▶ **WHAT IS BEING ASKED**
Return the listing below exactly, with the pictures dropped.

--

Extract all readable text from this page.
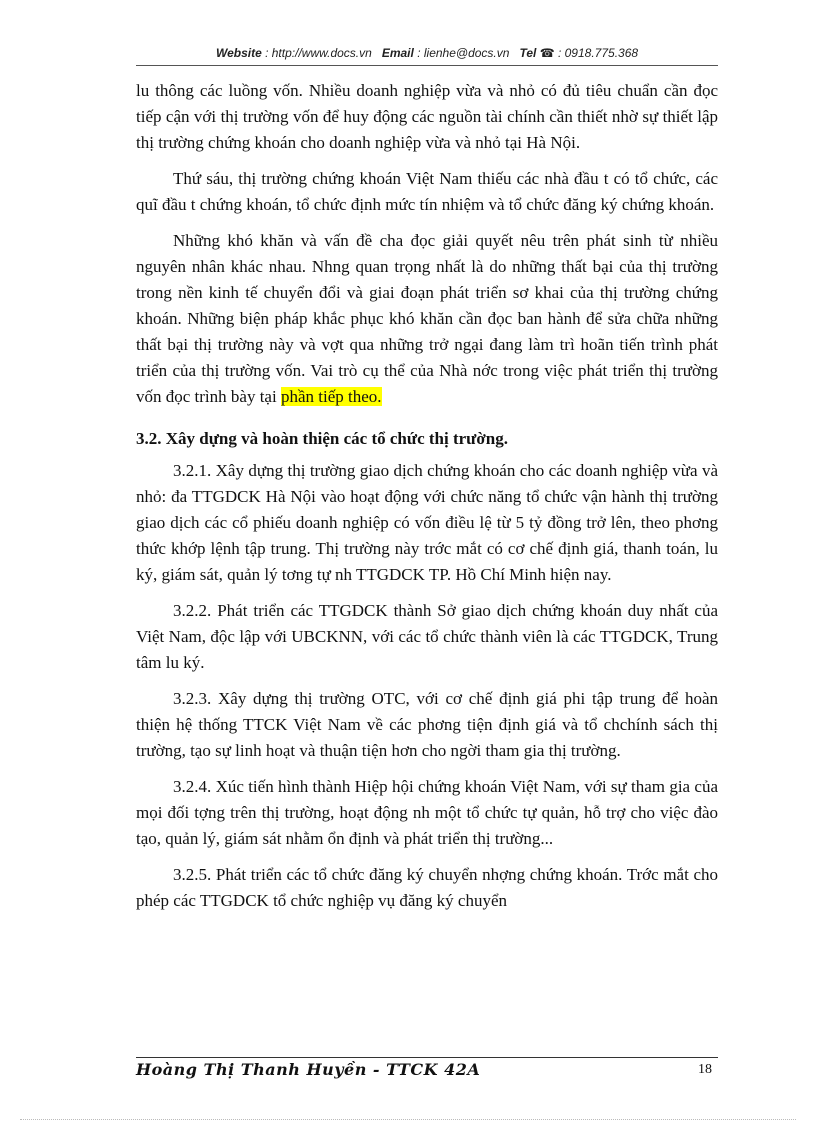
Website : http://www.docs.vn Email : lienhe@docs.vn Tel ☎ : 0918.775.368

lu thông các luồng vốn. Nhiều doanh nghiệp vừa và nhỏ có đủ tiêu chuẩn cần đọc tiếp cận với thị trường vốn để huy động các nguồn tài chính cần thiết nhờ sự thiết lập thị trường chứng khoán cho doanh nghiệp vừa và nhỏ tại Hà Nội.

Thứ sáu, thị trường chứng khoán Việt Nam thiếu các nhà đầu t có tổ chức, các quĩ đầu t chứng khoán, tổ chức định mức tín nhiệm và tổ chức đăng ký chứng khoán.

Những khó khăn và vấn đề cha đọc giải quyết nêu trên phát sinh từ nhiều nguyên nhân khác nhau. Nhng quan trọng nhất là do những thất bại của thị trường trong nền kinh tế chuyển đổi và giai đoạn phát triển sơ khai của thị trường chứng khoán. Những biện pháp khắc phục khó khăn cần đọc ban hành để sửa chữa những thất bại thị trường này và vợt qua những trở ngại đang làm trì hoãn tiến trình phát triển của thị trường vốn. Vai trò cụ thể của Nhà nớc trong việc phát triển thị trường vốn đọc trình bày tại phần tiếp theo.

3.2. Xây dựng và hoàn thiện các tổ chức thị trường.

3.2.1. Xây dựng thị trường giao dịch chứng khoán cho các doanh nghiệp vừa và nhỏ: đa TTGDCK Hà Nội vào hoạt động với chức năng tổ chức vận hành thị trường giao dịch các cổ phiếu doanh nghiệp có vốn điều lệ từ 5 tỷ đồng trở lên, theo phơng thức khớp lệnh tập trung. Thị trường này trớc mắt có cơ chế định giá, thanh toán, lu ký, giám sát, quản lý tơng tự nh TTGDCK TP. Hồ Chí Minh hiện nay.

3.2.2. Phát triển các TTGDCK thành Sở giao dịch chứng khoán duy nhất của Việt Nam, độc lập với UBCKNN, với các tổ chức thành viên là các TTGDCK, Trung tâm lu ký.

3.2.3. Xây dựng thị trường OTC, với cơ chế định giá phi tập trung để hoàn thiện hệ thống TTCK Việt Nam về các phơng tiện định giá và tổ chchính sách thị trường, tạo sự linh hoạt và thuận tiện hơn cho ngời tham gia thị trường.

3.2.4. Xúc tiến hình thành Hiệp hội chứng khoán Việt Nam, với sự tham gia của mọi đối tợng trên thị trường, hoạt động nh một tổ chức tự quản, hỗ trợ cho việc đào tạo, quản lý, giám sát nhằm ổn định và phát triển thị trường...

3.2.5. Phát triển các tổ chức đăng ký chuyển nhợng chứng khoán. Trớc mắt cho phép các TTGDCK tổ chức nghiệp vụ đăng ký chuyển

Hoàng Thị Thanh Huyền - TTCK 42A	18
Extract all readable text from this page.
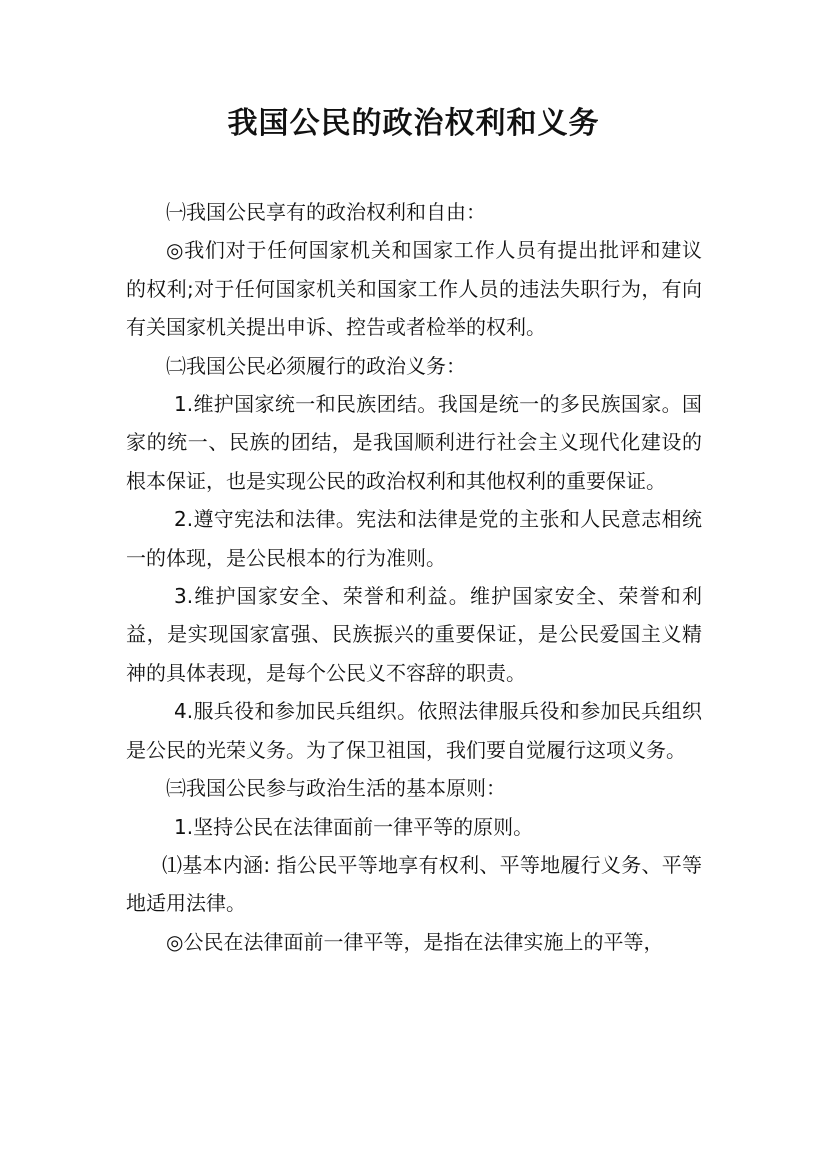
我国公民的政治权利和义务

㈠我国公民享有的政治权利和自由：

◎我们对于任何国家机关和国家工作人员有提出批评和建议的权利;对于任何国家机关和国家工作人员的违法失职行为，有向有关国家机关提出申诉、控告或者检举的权利。

㈡我国公民必须履行的政治义务：

1.维护国家统一和民族团结。我国是统一的多民族国家。国家的统一、民族的团结，是我国顺利进行社会主义现代化建设的根本保证，也是实现公民的政治权利和其他权利的重要保证。

2.遵守宪法和法律。宪法和法律是党的主张和人民意志相统一的体现，是公民根本的行为准则。

3.维护国家安全、荣誉和利益。维护国家安全、荣誉和利益，是实现国家富强、民族振兴的重要保证，是公民爱国主义精神的具体表现，是每个公民义不容辞的职责。

4.服兵役和参加民兵组织。依照法律服兵役和参加民兵组织是公民的光荣义务。为了保卫祖国，我们要自觉履行这项义务。

㈢我国公民参与政治生活的基本原则：

1.坚持公民在法律面前一律平等的原则。

⑴基本内涵: 指公民平等地享有权利、平等地履行义务、平等地适用法律。

◎公民在法律面前一律平等，是指在法律实施上的平等，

--

▶ **FULL OUTPUT**
Extract all readable text from this page.
Website : http://www.docs.vn Email : lienhe@docs.vn Tel ☎ : 0918.775.368

lu thông các luồng vốn. Nhiều doanh nghiệp vừa và nhỏ có đủ tiêu chuẩn cần đọc tiếp cận với thị trường vốn để huy động các nguồn tài chính cần thiết nhờ sự thiết lập thị trường chứng khoán cho doanh nghiệp vừa và nhỏ tại Hà Nội.

Thứ sáu, thị trường chứng khoán Việt Nam thiếu các nhà đầu t có tổ chức, các quĩ đầu t chứng khoán, tổ chức định mức tín nhiệm và tổ chức đăng ký chứng khoán.

Những khó khăn và vấn đề cha đọc giải quyết nêu trên phát sinh từ nhiều nguyên nhân khác nhau. Nhng quan trọng nhất là do những thất bại của thị trường trong nền kinh tế chuyển đổi và giai đoạn phát triển sơ khai của thị trường chứng khoán. Những biện pháp khắc phục khó khăn cần đọc ban hành để sửa chữa những thất bại thị trường này và vợt qua những trở ngại đang làm trì hoãn tiến trình phát triển của thị trường vốn. Vai trò cụ thể của Nhà nớc trong việc phát triển thị trường vốn đọc trình bày tại phần tiếp theo.

3.2. Xây dựng và hoàn thiện các tổ chức thị trường.

3.2.1. Xây dựng thị trường giao dịch chứng khoán cho các doanh nghiệp vừa và nhỏ: đa TTGDCK Hà Nội vào hoạt động với chức năng tổ chức vận hành thị trường giao dịch các cổ phiếu doanh nghiệp có vốn điều lệ từ 5 tỷ đồng trở lên, theo phơng thức khớp lệnh tập trung. Thị trường này trớc mắt có cơ chế định giá, thanh toán, lu ký, giám sát, quản lý tơng tự nh TTGDCK TP. Hồ Chí Minh hiện nay.

3.2.2. Phát triển các TTGDCK thành Sở giao dịch chứng khoán duy nhất của Việt Nam, độc lập với UBCKNN, với các tổ chức thành viên là các TTGDCK, Trung tâm lu ký.

3.2.3. Xây dựng thị trường OTC, với cơ chế định giá phi tập trung để hoàn thiện hệ thống TTCK Việt Nam về các phơng tiện định giá và tổ chchính sách thị trường, tạo sự linh hoạt và thuận tiện hơn cho ngời tham gia thị trường.

3.2.4. Xúc tiến hình thành Hiệp hội chứng khoán Việt Nam, với sự tham gia của mọi đối tợng trên thị trường, hoạt động nh một tổ chức tự quản, hỗ trợ cho việc đào tạo, quản lý, giám sát nhằm ổn định và phát triển thị trường...

3.2.5. Phát triển các tổ chức đăng ký chuyển nhợng chứng khoán. Trớc mắt cho phép các TTGDCK tổ chức nghiệp vụ đăng ký chuyển

Hoàng Thị Thanh Huyền - TTCK 42A	18
Extract all readable text from this page.
我国公民的政治权利和义务

㈠我国公民享有的政治权利和自由：

◎我们对于任何国家机关和国家工作人员有提出批评和建议的权利;对于任何国家机关和国家工作人员的违法失职行为，有向有关国家机关提出申诉、控告或者检举的权利。

㈡我国公民必须履行的政治义务：

1.维护国家统一和民族团结。我国是统一的多民族国家。国家的统一、民族的团结，是我国顺利进行社会主义现代化建设的根本保证，也是实现公民的政治权利和其他权利的重要保证。

2.遵守宪法和法律。宪法和法律是党的主张和人民意志相统一的体现，是公民根本的行为准则。

3.维护国家安全、荣誉和利益。维护国家安全、荣誉和利益，是实现国家富强、民族振兴的重要保证，是公民爱国主义精神的具体表现，是每个公民义不容辞的职责。

4.服兵役和参加民兵组织。依照法律服兵役和参加民兵组织是公民的光荣义务。为了保卫祖国，我们要自觉履行这项义务。

㈢我国公民参与政治生活的基本原则：

1.坚持公民在法律面前一律平等的原则。

⑴基本内涵: 指公民平等地享有权利、平等地履行义务、平等地适用法律。

◎公民在法律面前一律平等，是指在法律实施上的平等，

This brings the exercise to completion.